[Lines of data]
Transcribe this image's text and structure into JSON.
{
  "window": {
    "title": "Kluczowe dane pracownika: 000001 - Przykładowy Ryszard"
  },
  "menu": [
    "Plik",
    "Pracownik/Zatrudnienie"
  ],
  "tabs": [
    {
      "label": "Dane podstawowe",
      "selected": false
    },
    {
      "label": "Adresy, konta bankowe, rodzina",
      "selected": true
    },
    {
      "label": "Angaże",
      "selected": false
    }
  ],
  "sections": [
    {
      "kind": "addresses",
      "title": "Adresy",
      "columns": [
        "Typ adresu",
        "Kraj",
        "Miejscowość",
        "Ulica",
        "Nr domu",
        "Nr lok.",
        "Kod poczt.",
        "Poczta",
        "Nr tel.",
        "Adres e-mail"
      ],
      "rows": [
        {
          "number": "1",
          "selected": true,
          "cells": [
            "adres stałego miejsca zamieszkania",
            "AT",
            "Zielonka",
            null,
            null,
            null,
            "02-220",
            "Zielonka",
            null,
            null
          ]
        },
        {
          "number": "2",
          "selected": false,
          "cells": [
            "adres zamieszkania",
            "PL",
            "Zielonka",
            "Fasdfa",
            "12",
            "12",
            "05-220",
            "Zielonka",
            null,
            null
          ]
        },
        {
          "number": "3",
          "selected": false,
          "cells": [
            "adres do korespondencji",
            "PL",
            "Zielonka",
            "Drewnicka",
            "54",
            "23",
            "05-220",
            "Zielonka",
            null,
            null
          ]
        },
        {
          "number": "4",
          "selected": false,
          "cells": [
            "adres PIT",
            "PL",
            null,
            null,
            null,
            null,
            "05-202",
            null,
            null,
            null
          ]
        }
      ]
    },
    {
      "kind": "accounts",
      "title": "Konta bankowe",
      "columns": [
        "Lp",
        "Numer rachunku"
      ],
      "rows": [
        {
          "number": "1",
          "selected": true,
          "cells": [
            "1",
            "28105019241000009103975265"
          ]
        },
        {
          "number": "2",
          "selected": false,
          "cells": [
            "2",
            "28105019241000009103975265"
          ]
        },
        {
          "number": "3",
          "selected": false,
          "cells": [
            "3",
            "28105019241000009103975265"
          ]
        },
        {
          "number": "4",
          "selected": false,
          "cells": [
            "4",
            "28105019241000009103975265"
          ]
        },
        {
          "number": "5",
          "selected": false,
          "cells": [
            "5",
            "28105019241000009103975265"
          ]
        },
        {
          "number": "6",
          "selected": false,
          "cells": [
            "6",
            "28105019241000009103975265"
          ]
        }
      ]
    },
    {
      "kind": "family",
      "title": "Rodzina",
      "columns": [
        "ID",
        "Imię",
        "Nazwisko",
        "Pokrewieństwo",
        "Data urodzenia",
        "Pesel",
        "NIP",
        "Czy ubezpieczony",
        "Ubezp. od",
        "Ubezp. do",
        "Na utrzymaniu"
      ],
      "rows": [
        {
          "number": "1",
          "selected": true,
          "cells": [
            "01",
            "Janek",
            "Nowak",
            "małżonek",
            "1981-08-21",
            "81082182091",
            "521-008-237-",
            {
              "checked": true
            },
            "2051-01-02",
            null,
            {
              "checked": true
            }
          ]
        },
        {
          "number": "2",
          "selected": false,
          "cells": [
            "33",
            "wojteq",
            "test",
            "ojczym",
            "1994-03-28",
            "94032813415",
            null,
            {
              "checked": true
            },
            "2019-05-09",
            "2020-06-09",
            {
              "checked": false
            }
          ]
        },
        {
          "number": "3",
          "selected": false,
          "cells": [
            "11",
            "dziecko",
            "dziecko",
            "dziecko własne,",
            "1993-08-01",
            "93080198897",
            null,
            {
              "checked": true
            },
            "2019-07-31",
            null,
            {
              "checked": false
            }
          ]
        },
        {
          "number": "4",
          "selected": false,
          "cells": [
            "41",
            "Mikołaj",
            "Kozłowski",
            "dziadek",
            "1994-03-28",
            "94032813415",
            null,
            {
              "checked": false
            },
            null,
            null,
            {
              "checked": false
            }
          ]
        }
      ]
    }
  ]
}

Your objective —
Reproduce all of the data exactly as given.

Solution for this problem —
Transcribe this image's text and structure into JSON.
{
  "window": {
    "title": "Kluczowe dane pracownika: 000001 - Przykładowy Ryszard"
  },
  "menu": [
    "Plik",
    "Pracownik/Zatrudnienie"
  ],
  "tabs": [
    {
      "label": "Dane podstawowe",
      "selected": false
    },
    {
      "label": "Adresy, konta bankowe, rodzina",
      "selected": true
    },
    {
      "label": "Angaże",
      "selected": false
    }
  ],
  "sections": [
    {
      "kind": "addresses",
      "title": "Adresy",
      "columns": [
        "Typ adresu",
        "Kraj",
        "Miejscowość",
        "Ulica",
        "Nr domu",
        "Nr lok.",
        "Kod poczt.",
        "Poczta",
        "Nr tel.",
        "Adres e-mail"
      ],
      "rows": [
        {
          "number": "1",
          "selected": true,
          "cells": [
            "adres stałego miejsca zamieszkania",
            "AT",
            "Zielonka",
            null,
            null,
            null,
            "02-220",
            "Zielonka",
            null,
            null
          ]
        },
        {
          "number": "2",
          "selected": false,
          "cells": [
            "adres zamieszkania",
            "PL",
            "Zielonka",
            "Fasdfa",
            "12",
            "12",
            "05-220",
            "Zielonka",
            null,
            null
          ]
        },
        {
          "number": "3",
          "selected": false,
          "cells": [
            "adres do korespondencji",
            "PL",
            "Zielonka",
            "Drewnicka",
            "54",
            "23",
            "05-220",
            "Zielonka",
            null,
            null
          ]
        },
        {
          "number": "4",
          "selected": false,
          "cells": [
            "adres PIT",
            "PL",
            null,
            null,
            null,
            null,
            "05-202",
            null,
            null,
            null
          ]
        }
      ]
    },
    {
      "kind": "accounts",
      "title": "Konta bankowe",
      "columns": [
        "Lp",
        "Numer rachunku"
      ],
      "rows": [
        {
          "number": "1",
          "selected": true,
          "cells": [
            "1",
            "28105019241000009103975265"
          ]
        },
        {
          "number": "2",
          "selected": false,
          "cells": [
            "2",
            "28105019241000009103975265"
          ]
        },
        {
          "number": "3",
          "selected": false,
          "cells": [
            "3",
            "28105019241000009103975265"
          ]
        },
        {
          "number": "4",
          "selected": false,
          "cells": [
            "4",
            "28105019241000009103975265"
          ]
        },
        {
          "number": "5",
          "selected": false,
          "cells": [
            "5",
            "28105019241000009103975265"
          ]
        },
        {
          "number": "6",
          "selected": false,
          "cells": [
            "6",
            "28105019241000009103975265"
          ]
        }
      ]
    },
    {
      "kind": "family",
      "title": "Rodzina",
      "columns": [
        "ID",
        "Imię",
        "Nazwisko",
        "Pokrewieństwo",
        "Data urodzenia",
        "Pesel",
        "NIP",
        "Czy ubezpieczony",
        "Ubezp. od",
        "Ubezp. do",
        "Na utrzymaniu"
      ],
      "rows": [
        {
          "number": "1",
          "selected": true,
          "cells": [
            "01",
            "Janek",
            "Nowak",
            "małżonek",
            "1981-08-21",
            "81082182091",
            "521-008-237-",
            {
              "checked": true
            },
            "2051-01-02",
            null,
            {
              "checked": true
            }
          ]
        },
        {
          "number": "2",
          "selected": false,
          "cells": [
            "33",
            "wojteq",
            "test",
            "ojczym",
            "1994-03-28",
            "94032813415",
            null,
            {
              "checked": true
            },
            "2019-05-09",
            "2020-06-09",
            {
              "checked": false
            }
          ]
        },
        {
          "number": "3",
          "selected": false,
          "cells": [
            "11",
            "dziecko",
            "dziecko",
            "dziecko własne,",
            "1993-08-01",
            "93080198897",
            null,
            {
              "checked": true
            },
            "2019-07-31",
            null,
            {
              "checked": false
            }
          ]
        },
        {
          "number": "4",
          "selected": false,
          "cells": [
            "41",
            "Mikołaj",
            "Kozłowski",
            "dziadek",
            "1994-03-28",
            "94032813415",
            null,
            {
              "checked": false
            },
            null,
            null,
            {
              "checked": false
            }
          ]
        }
      ]
    }
  ]
}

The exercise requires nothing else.